▶ _WRITTEN REQUEST_
Repeat the data that follows, word for word, without the images.

*** GIVEN DATA

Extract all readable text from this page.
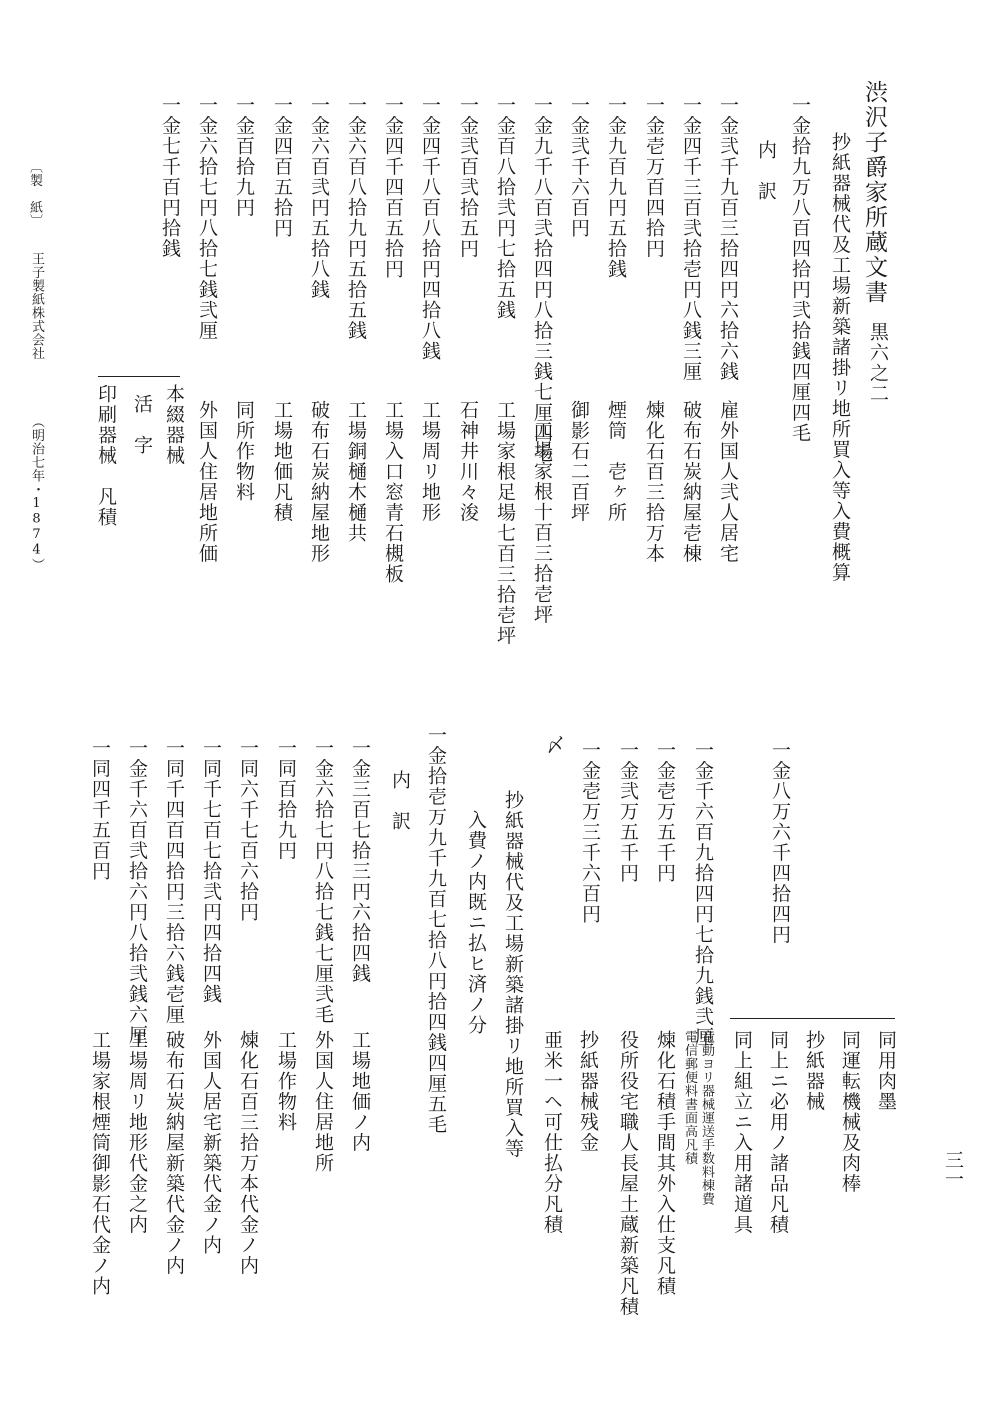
渋沢子爵家所蔵文書
黒六之二
抄紙器械代及工場新築諸掛リ地所買入等入費概算
一金拾九万八百四拾円弐拾銭四厘四毛
内　訳
一金弐千九百三拾四円六拾六銭
雇外国人弐人居宅
一金四千三百弐拾壱円八銭三厘
破布石炭納屋壱棟
一金壱万百四拾円
煉化石百三拾万本
一金九百九円五拾銭
煙筒　壱ヶ所
一金弐千六百円
御影石二百坪
一金九千八百弐拾四円八拾三銭七厘四毛
工場家根十百三拾壱坪
一金百八拾弐円七拾五銭
工場家根足場七百三拾壱坪
一金弐百弐拾五円
石神井川々浚
一金四千八百八拾円四拾八銭
工場周リ地形
一金四千四百五拾円
工場入口窓青石槻板
一金六百八拾九円五拾五銭
工場銅樋木樋共
一金六百弐円五拾八銭
破布石炭納屋地形
一金四百五拾円
工場地価凡積
一金百拾九円
同所作物料
一金六拾七円八拾七銭弐厘
外国人住居地所価
一金七千百円拾銭
本綴器械
活　字
印刷器械　凡積
〔製　紙〕
王子製紙株式会社
（明治七年・1874）
一金八万六千四拾四円
同用肉墨
同運転機械及肉棒
抄紙器械
同上ニ必用ノ諸品凡積
同上組立ニ入用諸道具
一金千六百九拾四円七拾九銭弐厘
竜動ヨリ器械運送手数料棟費
電信郵便料書面高凡積
一金壱万五千円
煉化石積手間其外入仕支凡積
一金弐万五千円
役所役宅職人長屋土蔵新築凡積
一金壱万三千六百円
抄紙器械残金
〆
亜米一ヘ可仕払分凡積
抄紙器械代及工場新築諸掛リ地所買入等
入費ノ内既ニ払ヒ済ノ分
一金拾壱万九千九百七拾八円拾四銭四厘五毛
内　訳
一金三百七拾三円六拾四銭
工場地価ノ内
一金六拾七円八拾七銭七厘弐毛
外国人住居地所
一同百拾九円
工場作物料
一同六千七百六拾円
煉化石百三拾万本代金ノ内
一同千七百七拾弐円四拾四銭
外国人居宅新築代金ノ内
一同千四百四拾円三拾六銭壱厘
破布石炭納屋新築代金ノ内
一金千六百弐拾六円八拾弐銭六厘
工場周リ地形代金之内
一同四千五百円
工場家根煙筒御影石代金ノ内	三一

******

▶ _RESULT_
Extract all readable text from this page.
渋沢子爵家所蔵文書
黒六之二
抄紙器械代及工場新築諸掛リ地所買入等入費概算
一金拾九万八百四拾円弐拾銭四厘四毛
内　訳
一金弐千九百三拾四円六拾六銭
雇外国人弐人居宅
一金四千三百弐拾壱円八銭三厘
破布石炭納屋壱棟
一金壱万百四拾円
煉化石百三拾万本
一金九百九円五拾銭
煙筒　壱ヶ所
一金弐千六百円
御影石二百坪
一金九千八百弐拾四円八拾三銭七厘四毛
工場家根十百三拾壱坪
一金百八拾弐円七拾五銭
工場家根足場七百三拾壱坪
一金弐百弐拾五円
石神井川々浚
一金四千八百八拾円四拾八銭
工場周リ地形
一金四千四百五拾円
工場入口窓青石槻板
一金六百八拾九円五拾五銭
工場銅樋木樋共
一金六百弐円五拾八銭
破布石炭納屋地形
一金四百五拾円
工場地価凡積
一金百拾九円
同所作物料
一金六拾七円八拾七銭弐厘
外国人住居地所価
一金七千百円拾銭
本綴器械
活　字
印刷器械　凡積
〔製　紙〕
王子製紙株式会社
（明治七年・1874）
一金八万六千四拾四円
同用肉墨
同運転機械及肉棒
抄紙器械
同上ニ必用ノ諸品凡積
同上組立ニ入用諸道具
一金千六百九拾四円七拾九銭弐厘
竜動ヨリ器械運送手数料棟費
電信郵便料書面高凡積
一金壱万五千円
煉化石積手間其外入仕支凡積
一金弐万五千円
役所役宅職人長屋土蔵新築凡積
一金壱万三千六百円
抄紙器械残金
〆
亜米一ヘ可仕払分凡積
抄紙器械代及工場新築諸掛リ地所買入等
入費ノ内既ニ払ヒ済ノ分
一金拾壱万九千九百七拾八円拾四銭四厘五毛
内　訳
一金三百七拾三円六拾四銭
工場地価ノ内
一金六拾七円八拾七銭七厘弐毛
外国人住居地所
一同百拾九円
工場作物料
一同六千七百六拾円
煉化石百三拾万本代金ノ内
一同千七百七拾弐円四拾四銭
外国人居宅新築代金ノ内
一同千四百四拾円三拾六銭壱厘
破布石炭納屋新築代金ノ内
一金千六百弐拾六円八拾弐銭六厘
工場周リ地形代金之内
一同四千五百円
工場家根煙筒御影石代金ノ内	三一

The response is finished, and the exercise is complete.